- **Exercise objective**:
Output all the data exactly. Pictures do not belong in the copy.

------------------------------------------------------------

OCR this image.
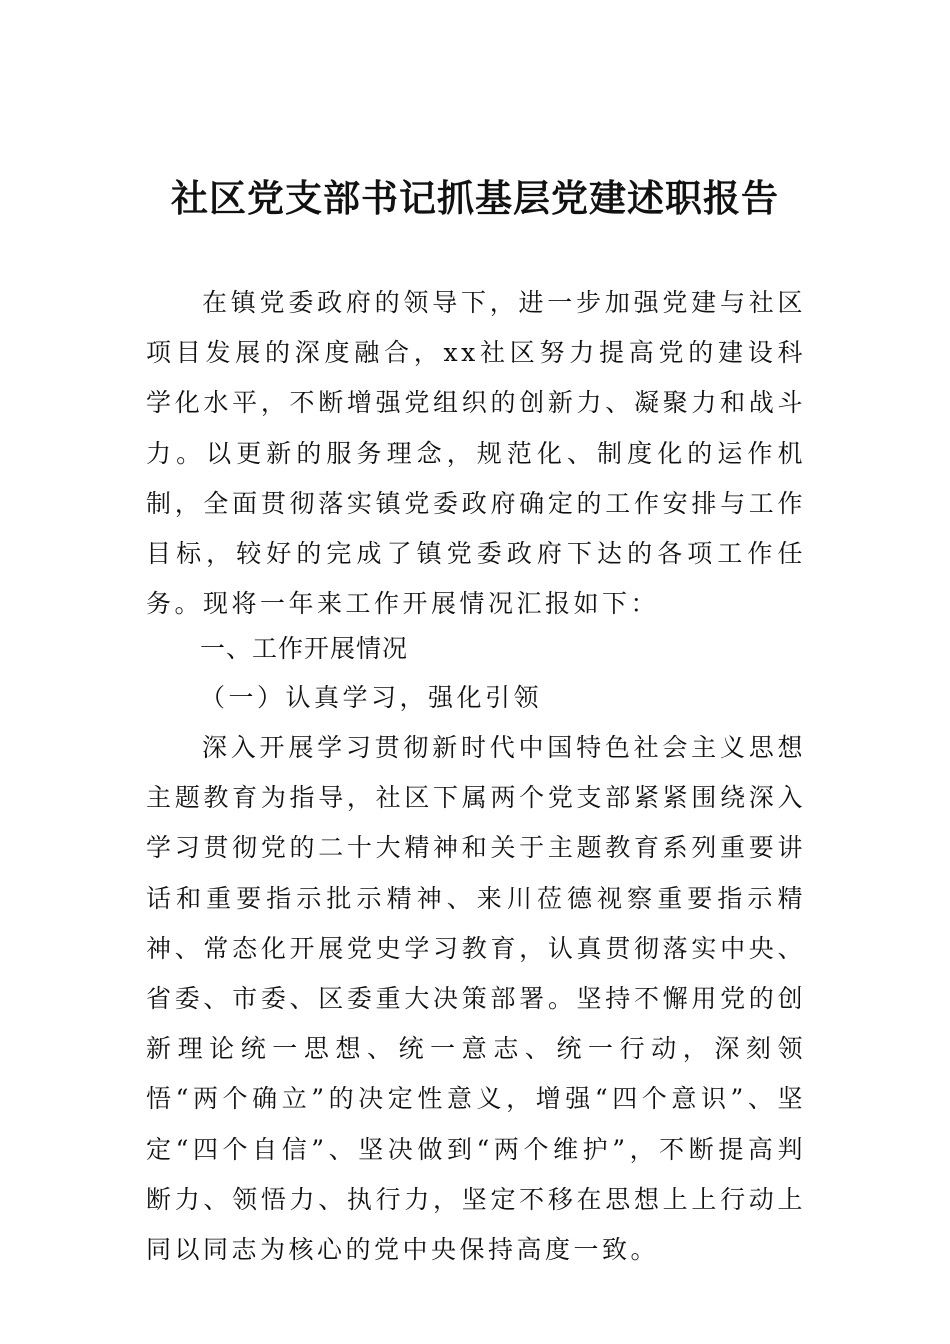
社区党支部书记抓基层党建述职报告

在镇党委政府的领导下，进一步加强党建与社区项目发展的深度融合，xx社区努力提高党的建设科学化水平，不断增强党组织的创新力、凝聚力和战斗力。以更新的服务理念，规范化、制度化的运作机制，全面贯彻落实镇党委政府确定的工作安排与工作目标，较好的完成了镇党委政府下达的各项工作任务。现将一年来工作开展情况汇报如下：

一、工作开展情况
（一）认真学习，强化引领

深入开展学习贯彻新时代中国特色社会主义思想主题教育为指导，社区下属两个党支部紧紧围绕深入学习贯彻党的二十大精神和关于主题教育系列重要讲话和重要指示批示精神、来川莅德视察重要指示精神、常态化开展党史学习教育，认真贯彻落实中央、省委、市委、区委重大决策部署。坚持不懈用党的创新理论统一思想、统一意志、统一行动，深刻领悟“两个确立”的决定性意义，增强“四个意识”、坚定“四个自信”、坚决做到“两个维护”，不断提高判断力、领悟力、执行力，坚定不移在思想上上行动上同以同志为核心的党中央保持高度一致。
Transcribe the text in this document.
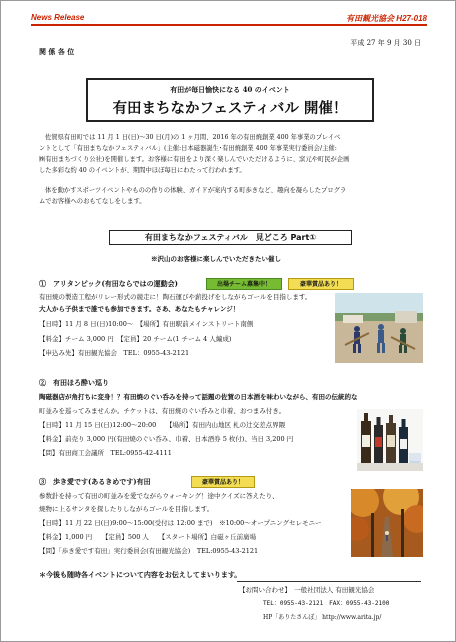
News Release	有田観光協会 H27-018
平成 27 年 9 月 30 日
関 係 各 位
有田が毎日愉快になる 40 のイベント
有田まちなかフェスティバル 開催！
佐賀県有田町では 11 月 1 日(日)～30 日(月)の 1 ヶ月間、2016 年の有田焼創業 400 年事業のプレイベ
ントとして「有田まちなかフェスティバル」(主催:日本磁器誕生･有田焼創業 400 年事業実行委員会/主催:
㈱有田まちづくり公社)を開催します。お客様に有田をより深く楽しんでいただけるように、窯元や町民が企画
した多彩な約 40 のイベントが、期間中ほぼ毎日にわたって行われます。
体を動かすスポーツイベントやものの作りの体験、ガイドが案内する町歩きなど、趣向を凝らしたプログラ
ムでお客様へのおもてなしをします。
有田まちなかフェスティバル　見どころ Part①
※沢山のお客様に楽しんでいただきたい催し
①　アリタンピック(有田ならではの運動会)	出場チーム募集中！	豪華賞品あり！
有田焼の製造工程がリレー形式の競走に！陶石運びや薪投げをしながらゴールを目指します。
大人から子供まで誰でも参加できます。さあ、あなたもチャレンジ！
【日時】11 月 8 日(日)10:00～　【場所】有田駅前メインストリート南側
【料金】チーム 3,000 円　【定員】20 チーム(1 チーム 4 人編成)
【申込み先】有田観光協会　TEL：0955-43-2121
②　有田ほろ酔い巡り
陶磁器店が角打ちに変身！？有田焼のぐい呑みを持って話題の佐賀の日本酒を味わいながら、有田の伝統的な
町並みを巡ってみませんか。チケットは、有田焼のぐい呑みと巾着、おつまみ付き。
【日時】11 月 15 日(日)12:00～20:00　　【場所】有田内山地区 札の辻交差点界隈
【料金】前売り 3,000 円(有田焼のぐい呑み、巾着、日本酒券 5 枚付)、当日 3,200 円
【問】有田商工会議所　TEL:0955-42-4111
③　歩き愛です(あるきめです)有田	豪華賞品あり！
参数針を持って有田の町並みを愛でながらウォーキング！途中クイズに答えたり、
焼物に上るサンタを探したりしながらゴールを目指します。
【日時】11 月 22 日(日)9:00～15:00(受付は 12:00 まで)　※10:00～オープニングセレモニー
【料金】1,000 円　　【定員】500 人　　【スタート場所】白磁ヶ丘前廣場
【問】「歩き愛です有田」実行委員会(有田観光協会)　TEL:0955-43-2121
＊今後も随時各イベントについて内容をお伝えしてまいります。
【お問い合わせ】　一般社団法人 有田観光協会
TEL：0955-43-2121　FAX：0955-43-2100
HP「ありたさんぽ」 http://www.arita.jp/
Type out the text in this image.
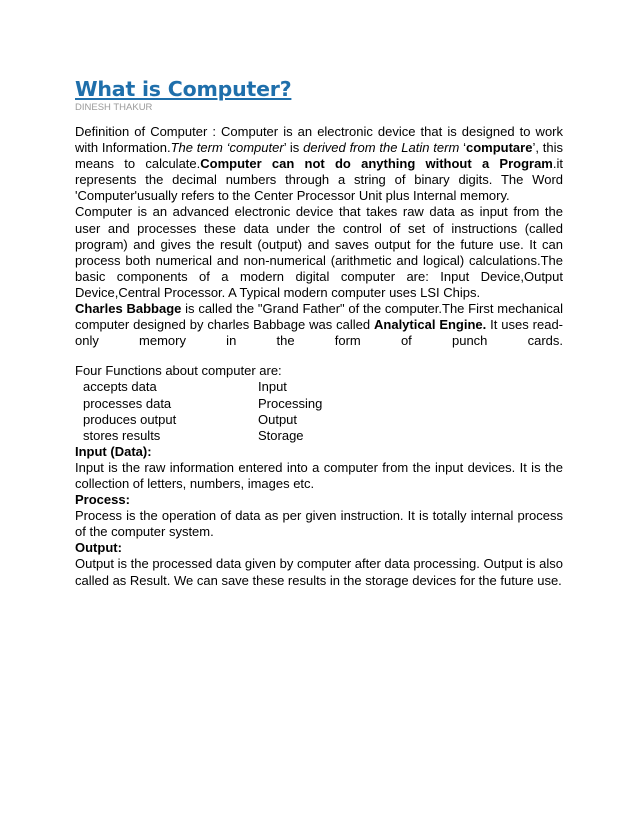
What is Computer?
DINESH THAKUR

Definition of Computer : Computer is an electronic device that is designed to work with Information.The term ‘computer’ is derived from the Latin term ‘computare’, this means to calculate.Computer can not do anything without a Program.it represents the decimal numbers through a string of binary digits. The Word 'Computer'usually refers to the Center Processor Unit plus Internal memory.

Computer is an advanced electronic device that takes raw data as input from the user and processes these data under the control of set of instructions (called program) and gives the result (output) and saves output for the future use. It can process both numerical and non-numerical (arithmetic and logical) calculations.The basic components of a modern digital computer are: Input Device,Output Device,Central Processor. A Typical modern computer uses LSI Chips.

Charles Babbage is called the "Grand Father" of the computer.The First mechanical computer designed by charles Babbage was called Analytical Engine. It uses read-only memory in the form of punch cards.

Four Functions about computer are:

accepts data	Input
processes data	Processing
produces output	Output
stores results	Storage

Input (Data):

Input is the raw information entered into a computer from the input devices. It is the collection of letters, numbers, images etc.

Process:

Process is the operation of data as per given instruction. It is totally internal process of the computer system.

Output:

Output is the processed data given by computer after data processing. Output is also called as Result. We can save these results in the storage devices for the future use.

------------------------------------------------------------

- **Final result**:
OCR this image.
社区党支部书记抓基层党建述职报告

在镇党委政府的领导下，进一步加强党建与社区项目发展的深度融合，xx社区努力提高党的建设科学化水平，不断增强党组织的创新力、凝聚力和战斗力。以更新的服务理念，规范化、制度化的运作机制，全面贯彻落实镇党委政府确定的工作安排与工作目标，较好的完成了镇党委政府下达的各项工作任务。现将一年来工作开展情况汇报如下：

一、工作开展情况
（一）认真学习，强化引领

深入开展学习贯彻新时代中国特色社会主义思想主题教育为指导，社区下属两个党支部紧紧围绕深入学习贯彻党的二十大精神和关于主题教育系列重要讲话和重要指示批示精神、来川莅德视察重要指示精神、常态化开展党史学习教育，认真贯彻落实中央、省委、市委、区委重大决策部署。坚持不懈用党的创新理论统一思想、统一意志、统一行动，深刻领悟“两个确立”的决定性意义，增强“四个意识”、坚定“四个自信”、坚决做到“两个维护”，不断提高判断力、领悟力、执行力，坚定不移在思想上上行动上同以同志为核心的党中央保持高度一致。
Transcribe the text in this document.
News Release	有田観光協会 H27-018
平成 27 年 9 月 30 日
関 係 各 位
有田が毎日愉快になる 40 のイベント
有田まちなかフェスティバル 開催！
佐賀県有田町では 11 月 1 日(日)～30 日(月)の 1 ヶ月間、2016 年の有田焼創業 400 年事業のプレイベ
ントとして「有田まちなかフェスティバル」(主催:日本磁器誕生･有田焼創業 400 年事業実行委員会/主催:
㈱有田まちづくり公社)を開催します。お客様に有田をより深く楽しんでいただけるように、窯元や町民が企画
した多彩な約 40 のイベントが、期間中ほぼ毎日にわたって行われます。
体を動かすスポーツイベントやものの作りの体験、ガイドが案内する町歩きなど、趣向を凝らしたプログラ
ムでお客様へのおもてなしをします。
有田まちなかフェスティバル　見どころ Part①
※沢山のお客様に楽しんでいただきたい催し
①　アリタンピック(有田ならではの運動会)	出場チーム募集中！	豪華賞品あり！
有田焼の製造工程がリレー形式の競走に！陶石運びや薪投げをしながらゴールを目指します。
大人から子供まで誰でも参加できます。さあ、あなたもチャレンジ！
【日時】11 月 8 日(日)10:00～　【場所】有田駅前メインストリート南側
【料金】チーム 3,000 円　【定員】20 チーム(1 チーム 4 人編成)
【申込み先】有田観光協会　TEL：0955-43-2121
②　有田ほろ酔い巡り
陶磁器店が角打ちに変身！？有田焼のぐい呑みを持って話題の佐賀の日本酒を味わいながら、有田の伝統的な
町並みを巡ってみませんか。チケットは、有田焼のぐい呑みと巾着、おつまみ付き。
【日時】11 月 15 日(日)12:00～20:00　　【場所】有田内山地区 札の辻交差点界隈
【料金】前売り 3,000 円(有田焼のぐい呑み、巾着、日本酒券 5 枚付)、当日 3,200 円
【問】有田商工会議所　TEL:0955-42-4111
③　歩き愛です(あるきめです)有田	豪華賞品あり！
参数針を持って有田の町並みを愛でながらウォーキング！途中クイズに答えたり、
焼物に上るサンタを探したりしながらゴールを目指します。
【日時】11 月 22 日(日)9:00～15:00(受付は 12:00 まで)　※10:00～オープニングセレモニー
【料金】1,000 円　　【定員】500 人　　【スタート場所】白磁ヶ丘前廣場
【問】「歩き愛です有田」実行委員会(有田観光協会)　TEL:0955-43-2121
＊今後も随時各イベントについて内容をお伝えしてまいります。
【お問い合わせ】　一般社団法人 有田観光協会
TEL：0955-43-2121　FAX：0955-43-2100
HP「ありたさんぽ」 http://www.arita.jp/
Type out the text in this image.
What is Computer?
DINESH THAKUR

Definition of Computer : Computer is an electronic device that is designed to work with Information.The term ‘computer’ is derived from the Latin term ‘computare’, this means to calculate.Computer can not do anything without a Program.it represents the decimal numbers through a string of binary digits. The Word 'Computer'usually refers to the Center Processor Unit plus Internal memory.

Computer is an advanced electronic device that takes raw data as input from the user and processes these data under the control of set of instructions (called program) and gives the result (output) and saves output for the future use. It can process both numerical and non-numerical (arithmetic and logical) calculations.The basic components of a modern digital computer are: Input Device,Output Device,Central Processor. A Typical modern computer uses LSI Chips.

Charles Babbage is called the "Grand Father" of the computer.The First mechanical computer designed by charles Babbage was called Analytical Engine. It uses read-only memory in the form of punch cards.

Four Functions about computer are:

accepts data	Input
processes data	Processing
produces output	Output
stores results	Storage

Input (Data):

Input is the raw information entered into a computer from the input devices. It is the collection of letters, numbers, images etc.

Process:

Process is the operation of data as per given instruction. It is totally internal process of the computer system.

Output:

Output is the processed data given by computer after data processing. Output is also called as Result. We can save these results in the storage devices for the future use.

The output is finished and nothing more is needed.